* BEGIN *
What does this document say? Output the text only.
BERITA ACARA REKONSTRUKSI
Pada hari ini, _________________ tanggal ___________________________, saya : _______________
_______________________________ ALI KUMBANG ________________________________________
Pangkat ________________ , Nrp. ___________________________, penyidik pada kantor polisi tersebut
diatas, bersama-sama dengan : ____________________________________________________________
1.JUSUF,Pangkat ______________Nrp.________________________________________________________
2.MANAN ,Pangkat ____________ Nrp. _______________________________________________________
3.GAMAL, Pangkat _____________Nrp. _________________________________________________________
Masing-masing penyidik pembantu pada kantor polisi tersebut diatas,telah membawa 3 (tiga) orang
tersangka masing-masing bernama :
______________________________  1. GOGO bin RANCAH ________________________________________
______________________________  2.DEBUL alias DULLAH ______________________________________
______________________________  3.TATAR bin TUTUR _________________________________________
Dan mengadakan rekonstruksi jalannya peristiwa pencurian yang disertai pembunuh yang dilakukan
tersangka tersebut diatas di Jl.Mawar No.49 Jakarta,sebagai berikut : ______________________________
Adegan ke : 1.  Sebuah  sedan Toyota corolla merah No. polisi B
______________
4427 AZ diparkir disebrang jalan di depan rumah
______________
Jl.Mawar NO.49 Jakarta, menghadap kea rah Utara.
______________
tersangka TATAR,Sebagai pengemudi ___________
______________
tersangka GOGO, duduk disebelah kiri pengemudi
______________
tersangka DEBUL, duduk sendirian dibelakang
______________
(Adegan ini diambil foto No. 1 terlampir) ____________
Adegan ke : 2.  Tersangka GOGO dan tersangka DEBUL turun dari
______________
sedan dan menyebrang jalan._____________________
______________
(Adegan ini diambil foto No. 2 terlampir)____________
* END *
Requirements ▸ Make an exact copy of every entry.

Exercise answer ▸
What does this document say? Output the text only.
BERITA ACARA REKONSTRUKSI
Pada hari ini, _________________ tanggal ___________________________, saya : _______________
_______________________________ ALI KUMBANG ________________________________________
Pangkat ________________ , Nrp. ___________________________, penyidik pada kantor polisi tersebut
diatas, bersama-sama dengan : ____________________________________________________________
1.JUSUF,Pangkat ______________Nrp.________________________________________________________
2.MANAN ,Pangkat ____________ Nrp. _______________________________________________________
3.GAMAL, Pangkat _____________Nrp. _________________________________________________________
Masing-masing penyidik pembantu pada kantor polisi tersebut diatas,telah membawa 3 (tiga) orang
tersangka masing-masing bernama :
______________________________  1. GOGO bin RANCAH ________________________________________
______________________________  2.DEBUL alias DULLAH ______________________________________
______________________________  3.TATAR bin TUTUR _________________________________________
Dan mengadakan rekonstruksi jalannya peristiwa pencurian yang disertai pembunuh yang dilakukan
tersangka tersebut diatas di Jl.Mawar No.49 Jakarta,sebagai berikut : ______________________________
Adegan ke : 1.  Sebuah  sedan Toyota corolla merah No. polisi B
______________
4427 AZ diparkir disebrang jalan di depan rumah
______________
Jl.Mawar NO.49 Jakarta, menghadap kea rah Utara.
______________
tersangka TATAR,Sebagai pengemudi ___________
______________
tersangka GOGO, duduk disebelah kiri pengemudi
______________
tersangka DEBUL, duduk sendirian dibelakang
______________
(Adegan ini diambil foto No. 1 terlampir) ____________
Adegan ke : 2.  Tersangka GOGO dan tersangka DEBUL turun dari
______________
sedan dan menyebrang jalan._____________________
______________
(Adegan ini diambil foto No. 2 terlampir)____________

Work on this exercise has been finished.